start EXERCISE DATA

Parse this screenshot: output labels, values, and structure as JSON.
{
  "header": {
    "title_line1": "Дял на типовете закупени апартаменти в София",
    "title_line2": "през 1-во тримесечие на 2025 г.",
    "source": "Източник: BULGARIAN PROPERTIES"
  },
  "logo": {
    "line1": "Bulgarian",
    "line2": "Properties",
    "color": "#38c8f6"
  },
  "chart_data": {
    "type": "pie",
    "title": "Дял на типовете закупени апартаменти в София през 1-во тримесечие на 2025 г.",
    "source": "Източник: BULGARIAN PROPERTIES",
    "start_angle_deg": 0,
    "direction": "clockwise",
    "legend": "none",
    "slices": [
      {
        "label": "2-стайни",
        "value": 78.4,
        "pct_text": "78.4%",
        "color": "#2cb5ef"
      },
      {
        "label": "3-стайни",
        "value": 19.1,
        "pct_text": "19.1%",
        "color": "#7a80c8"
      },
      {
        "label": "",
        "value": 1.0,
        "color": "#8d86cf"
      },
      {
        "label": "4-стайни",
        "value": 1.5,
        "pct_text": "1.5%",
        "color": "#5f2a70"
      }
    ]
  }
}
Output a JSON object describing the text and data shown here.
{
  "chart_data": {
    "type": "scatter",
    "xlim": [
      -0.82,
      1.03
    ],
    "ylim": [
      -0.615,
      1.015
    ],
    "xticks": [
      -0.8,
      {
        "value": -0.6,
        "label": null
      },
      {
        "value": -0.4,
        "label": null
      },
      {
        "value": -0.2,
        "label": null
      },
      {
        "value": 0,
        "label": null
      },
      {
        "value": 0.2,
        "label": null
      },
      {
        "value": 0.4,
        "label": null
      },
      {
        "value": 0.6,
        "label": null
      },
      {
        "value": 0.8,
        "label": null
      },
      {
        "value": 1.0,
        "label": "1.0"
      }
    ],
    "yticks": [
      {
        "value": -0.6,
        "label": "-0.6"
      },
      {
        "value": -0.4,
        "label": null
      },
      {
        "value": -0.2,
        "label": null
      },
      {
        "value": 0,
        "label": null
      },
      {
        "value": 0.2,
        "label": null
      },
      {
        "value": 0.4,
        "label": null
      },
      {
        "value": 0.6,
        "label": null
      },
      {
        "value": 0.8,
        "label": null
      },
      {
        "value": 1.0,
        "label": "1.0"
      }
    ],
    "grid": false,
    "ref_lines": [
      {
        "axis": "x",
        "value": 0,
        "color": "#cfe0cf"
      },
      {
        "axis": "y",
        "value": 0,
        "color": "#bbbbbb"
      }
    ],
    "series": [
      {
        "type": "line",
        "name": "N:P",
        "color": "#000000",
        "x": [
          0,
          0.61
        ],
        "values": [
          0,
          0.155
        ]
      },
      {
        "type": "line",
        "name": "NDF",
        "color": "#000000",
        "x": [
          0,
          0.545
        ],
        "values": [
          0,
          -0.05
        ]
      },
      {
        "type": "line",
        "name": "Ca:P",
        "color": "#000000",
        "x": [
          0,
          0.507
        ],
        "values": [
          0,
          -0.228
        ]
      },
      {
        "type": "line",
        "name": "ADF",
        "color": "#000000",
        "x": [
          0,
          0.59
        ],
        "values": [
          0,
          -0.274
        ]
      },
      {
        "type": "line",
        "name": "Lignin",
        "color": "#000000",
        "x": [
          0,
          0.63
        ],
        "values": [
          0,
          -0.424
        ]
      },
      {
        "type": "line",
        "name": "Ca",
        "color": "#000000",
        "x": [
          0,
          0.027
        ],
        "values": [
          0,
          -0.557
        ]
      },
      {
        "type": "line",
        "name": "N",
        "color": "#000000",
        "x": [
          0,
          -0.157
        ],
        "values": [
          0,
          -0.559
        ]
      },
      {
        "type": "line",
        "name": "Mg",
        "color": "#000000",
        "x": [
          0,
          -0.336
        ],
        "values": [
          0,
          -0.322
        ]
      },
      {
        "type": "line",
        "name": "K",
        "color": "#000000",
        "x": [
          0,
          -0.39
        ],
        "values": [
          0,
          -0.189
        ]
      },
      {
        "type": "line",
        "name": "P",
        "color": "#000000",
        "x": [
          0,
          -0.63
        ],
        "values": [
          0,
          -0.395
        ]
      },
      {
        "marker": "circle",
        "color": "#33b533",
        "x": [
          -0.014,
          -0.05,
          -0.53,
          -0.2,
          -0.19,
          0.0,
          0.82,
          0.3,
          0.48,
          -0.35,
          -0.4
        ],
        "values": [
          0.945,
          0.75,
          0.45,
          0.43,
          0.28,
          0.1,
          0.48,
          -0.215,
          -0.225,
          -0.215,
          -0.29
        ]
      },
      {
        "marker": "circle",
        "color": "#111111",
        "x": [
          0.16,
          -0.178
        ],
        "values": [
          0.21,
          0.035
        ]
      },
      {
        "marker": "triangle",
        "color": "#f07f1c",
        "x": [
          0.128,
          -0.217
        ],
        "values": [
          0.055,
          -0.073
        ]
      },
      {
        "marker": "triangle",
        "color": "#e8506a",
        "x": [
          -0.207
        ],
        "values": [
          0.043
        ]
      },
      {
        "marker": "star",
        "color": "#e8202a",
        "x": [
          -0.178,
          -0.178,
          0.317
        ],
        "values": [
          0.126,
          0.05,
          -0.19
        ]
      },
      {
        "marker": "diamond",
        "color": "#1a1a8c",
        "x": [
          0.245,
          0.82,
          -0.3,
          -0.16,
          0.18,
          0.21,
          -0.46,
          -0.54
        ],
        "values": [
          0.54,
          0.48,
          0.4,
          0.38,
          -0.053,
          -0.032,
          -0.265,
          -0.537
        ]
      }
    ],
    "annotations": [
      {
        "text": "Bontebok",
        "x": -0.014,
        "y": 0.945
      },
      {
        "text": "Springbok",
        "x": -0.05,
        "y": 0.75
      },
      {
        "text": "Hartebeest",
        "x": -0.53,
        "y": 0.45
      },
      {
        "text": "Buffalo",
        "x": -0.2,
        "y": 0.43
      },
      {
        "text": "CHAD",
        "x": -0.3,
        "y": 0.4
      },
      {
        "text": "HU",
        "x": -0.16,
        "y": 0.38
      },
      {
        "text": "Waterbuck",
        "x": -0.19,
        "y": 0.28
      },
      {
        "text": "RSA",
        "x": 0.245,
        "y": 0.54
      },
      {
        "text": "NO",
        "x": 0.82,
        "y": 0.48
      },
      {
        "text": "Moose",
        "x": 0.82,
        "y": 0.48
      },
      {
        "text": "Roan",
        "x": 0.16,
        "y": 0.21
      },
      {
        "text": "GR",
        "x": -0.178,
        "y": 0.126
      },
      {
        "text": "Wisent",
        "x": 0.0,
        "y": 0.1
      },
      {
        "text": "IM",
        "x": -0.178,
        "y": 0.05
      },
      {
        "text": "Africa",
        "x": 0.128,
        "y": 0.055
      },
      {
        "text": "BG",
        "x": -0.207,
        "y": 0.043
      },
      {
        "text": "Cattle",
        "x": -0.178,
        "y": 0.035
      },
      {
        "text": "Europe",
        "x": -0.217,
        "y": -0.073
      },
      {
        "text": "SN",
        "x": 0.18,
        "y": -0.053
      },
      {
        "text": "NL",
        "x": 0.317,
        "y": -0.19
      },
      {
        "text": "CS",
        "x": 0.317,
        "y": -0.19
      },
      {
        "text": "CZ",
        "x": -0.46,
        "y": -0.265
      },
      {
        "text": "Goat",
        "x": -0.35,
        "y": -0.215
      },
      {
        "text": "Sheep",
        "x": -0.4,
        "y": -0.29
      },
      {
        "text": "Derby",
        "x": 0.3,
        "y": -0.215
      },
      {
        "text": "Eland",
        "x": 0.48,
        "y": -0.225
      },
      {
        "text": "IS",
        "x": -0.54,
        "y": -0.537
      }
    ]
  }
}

end EXERCISE DATA

→ **WHAT YOU HAVE TO DO**: Return the entries in full, keeping every line exactly as it is.

→ **EXPECTED ANSWER**:
Parse this screenshot: output labels, values, and structure as JSON.
{
  "header": {
    "title_line1": "Дял на типовете закупени апартаменти в София",
    "title_line2": "през 1-во тримесечие на 2025 г.",
    "source": "Източник: BULGARIAN PROPERTIES"
  },
  "logo": {
    "line1": "Bulgarian",
    "line2": "Properties",
    "color": "#38c8f6"
  },
  "chart_data": {
    "type": "pie",
    "title": "Дял на типовете закупени апартаменти в София през 1-во тримесечие на 2025 г.",
    "source": "Източник: BULGARIAN PROPERTIES",
    "start_angle_deg": 0,
    "direction": "clockwise",
    "legend": "none",
    "slices": [
      {
        "label": "2-стайни",
        "value": 78.4,
        "pct_text": "78.4%",
        "color": "#2cb5ef"
      },
      {
        "label": "3-стайни",
        "value": 19.1,
        "pct_text": "19.1%",
        "color": "#7a80c8"
      },
      {
        "label": "",
        "value": 1.0,
        "color": "#8d86cf"
      },
      {
        "label": "4-стайни",
        "value": 1.5,
        "pct_text": "1.5%",
        "color": "#5f2a70"
      }
    ]
  }
}
Output a JSON object describing the text and data shown here.
{
  "chart_data": {
    "type": "scatter",
    "xlim": [
      -0.82,
      1.03
    ],
    "ylim": [
      -0.615,
      1.015
    ],
    "xticks": [
      -0.8,
      {
        "value": -0.6,
        "label": null
      },
      {
        "value": -0.4,
        "label": null
      },
      {
        "value": -0.2,
        "label": null
      },
      {
        "value": 0,
        "label": null
      },
      {
        "value": 0.2,
        "label": null
      },
      {
        "value": 0.4,
        "label": null
      },
      {
        "value": 0.6,
        "label": null
      },
      {
        "value": 0.8,
        "label": null
      },
      {
        "value": 1.0,
        "label": "1.0"
      }
    ],
    "yticks": [
      {
        "value": -0.6,
        "label": "-0.6"
      },
      {
        "value": -0.4,
        "label": null
      },
      {
        "value": -0.2,
        "label": null
      },
      {
        "value": 0,
        "label": null
      },
      {
        "value": 0.2,
        "label": null
      },
      {
        "value": 0.4,
        "label": null
      },
      {
        "value": 0.6,
        "label": null
      },
      {
        "value": 0.8,
        "label": null
      },
      {
        "value": 1.0,
        "label": "1.0"
      }
    ],
    "grid": false,
    "ref_lines": [
      {
        "axis": "x",
        "value": 0,
        "color": "#cfe0cf"
      },
      {
        "axis": "y",
        "value": 0,
        "color": "#bbbbbb"
      }
    ],
    "series": [
      {
        "type": "line",
        "name": "N:P",
        "color": "#000000",
        "x": [
          0,
          0.61
        ],
        "values": [
          0,
          0.155
        ]
      },
      {
        "type": "line",
        "name": "NDF",
        "color": "#000000",
        "x": [
          0,
          0.545
        ],
        "values": [
          0,
          -0.05
        ]
      },
      {
        "type": "line",
        "name": "Ca:P",
        "color": "#000000",
        "x": [
          0,
          0.507
        ],
        "values": [
          0,
          -0.228
        ]
      },
      {
        "type": "line",
        "name": "ADF",
        "color": "#000000",
        "x": [
          0,
          0.59
        ],
        "values": [
          0,
          -0.274
        ]
      },
      {
        "type": "line",
        "name": "Lignin",
        "color": "#000000",
        "x": [
          0,
          0.63
        ],
        "values": [
          0,
          -0.424
        ]
      },
      {
        "type": "line",
        "name": "Ca",
        "color": "#000000",
        "x": [
          0,
          0.027
        ],
        "values": [
          0,
          -0.557
        ]
      },
      {
        "type": "line",
        "name": "N",
        "color": "#000000",
        "x": [
          0,
          -0.157
        ],
        "values": [
          0,
          -0.559
        ]
      },
      {
        "type": "line",
        "name": "Mg",
        "color": "#000000",
        "x": [
          0,
          -0.336
        ],
        "values": [
          0,
          -0.322
        ]
      },
      {
        "type": "line",
        "name": "K",
        "color": "#000000",
        "x": [
          0,
          -0.39
        ],
        "values": [
          0,
          -0.189
        ]
      },
      {
        "type": "line",
        "name": "P",
        "color": "#000000",
        "x": [
          0,
          -0.63
        ],
        "values": [
          0,
          -0.395
        ]
      },
      {
        "marker": "circle",
        "color": "#33b533",
        "x": [
          -0.014,
          -0.05,
          -0.53,
          -0.2,
          -0.19,
          0.0,
          0.82,
          0.3,
          0.48,
          -0.35,
          -0.4
        ],
        "values": [
          0.945,
          0.75,
          0.45,
          0.43,
          0.28,
          0.1,
          0.48,
          -0.215,
          -0.225,
          -0.215,
          -0.29
        ]
      },
      {
        "marker": "circle",
        "color": "#111111",
        "x": [
          0.16,
          -0.178
        ],
        "values": [
          0.21,
          0.035
        ]
      },
      {
        "marker": "triangle",
        "color": "#f07f1c",
        "x": [
          0.128,
          -0.217
        ],
        "values": [
          0.055,
          -0.073
        ]
      },
      {
        "marker": "triangle",
        "color": "#e8506a",
        "x": [
          -0.207
        ],
        "values": [
          0.043
        ]
      },
      {
        "marker": "star",
        "color": "#e8202a",
        "x": [
          -0.178,
          -0.178,
          0.317
        ],
        "values": [
          0.126,
          0.05,
          -0.19
        ]
      },
      {
        "marker": "diamond",
        "color": "#1a1a8c",
        "x": [
          0.245,
          0.82,
          -0.3,
          -0.16,
          0.18,
          0.21,
          -0.46,
          -0.54
        ],
        "values": [
          0.54,
          0.48,
          0.4,
          0.38,
          -0.053,
          -0.032,
          -0.265,
          -0.537
        ]
      }
    ],
    "annotations": [
      {
        "text": "Bontebok",
        "x": -0.014,
        "y": 0.945
      },
      {
        "text": "Springbok",
        "x": -0.05,
        "y": 0.75
      },
      {
        "text": "Hartebeest",
        "x": -0.53,
        "y": 0.45
      },
      {
        "text": "Buffalo",
        "x": -0.2,
        "y": 0.43
      },
      {
        "text": "CHAD",
        "x": -0.3,
        "y": 0.4
      },
      {
        "text": "HU",
        "x": -0.16,
        "y": 0.38
      },
      {
        "text": "Waterbuck",
        "x": -0.19,
        "y": 0.28
      },
      {
        "text": "RSA",
        "x": 0.245,
        "y": 0.54
      },
      {
        "text": "NO",
        "x": 0.82,
        "y": 0.48
      },
      {
        "text": "Moose",
        "x": 0.82,
        "y": 0.48
      },
      {
        "text": "Roan",
        "x": 0.16,
        "y": 0.21
      },
      {
        "text": "GR",
        "x": -0.178,
        "y": 0.126
      },
      {
        "text": "Wisent",
        "x": 0.0,
        "y": 0.1
      },
      {
        "text": "IM",
        "x": -0.178,
        "y": 0.05
      },
      {
        "text": "Africa",
        "x": 0.128,
        "y": 0.055
      },
      {
        "text": "BG",
        "x": -0.207,
        "y": 0.043
      },
      {
        "text": "Cattle",
        "x": -0.178,
        "y": 0.035
      },
      {
        "text": "Europe",
        "x": -0.217,
        "y": -0.073
      },
      {
        "text": "SN",
        "x": 0.18,
        "y": -0.053
      },
      {
        "text": "NL",
        "x": 0.317,
        "y": -0.19
      },
      {
        "text": "CS",
        "x": 0.317,
        "y": -0.19
      },
      {
        "text": "CZ",
        "x": -0.46,
        "y": -0.265
      },
      {
        "text": "Goat",
        "x": -0.35,
        "y": -0.215
      },
      {
        "text": "Sheep",
        "x": -0.4,
        "y": -0.29
      },
      {
        "text": "Derby",
        "x": 0.3,
        "y": -0.215
      },
      {
        "text": "Eland",
        "x": 0.48,
        "y": -0.225
      },
      {
        "text": "IS",
        "x": -0.54,
        "y": -0.537
      }
    ]
  }
}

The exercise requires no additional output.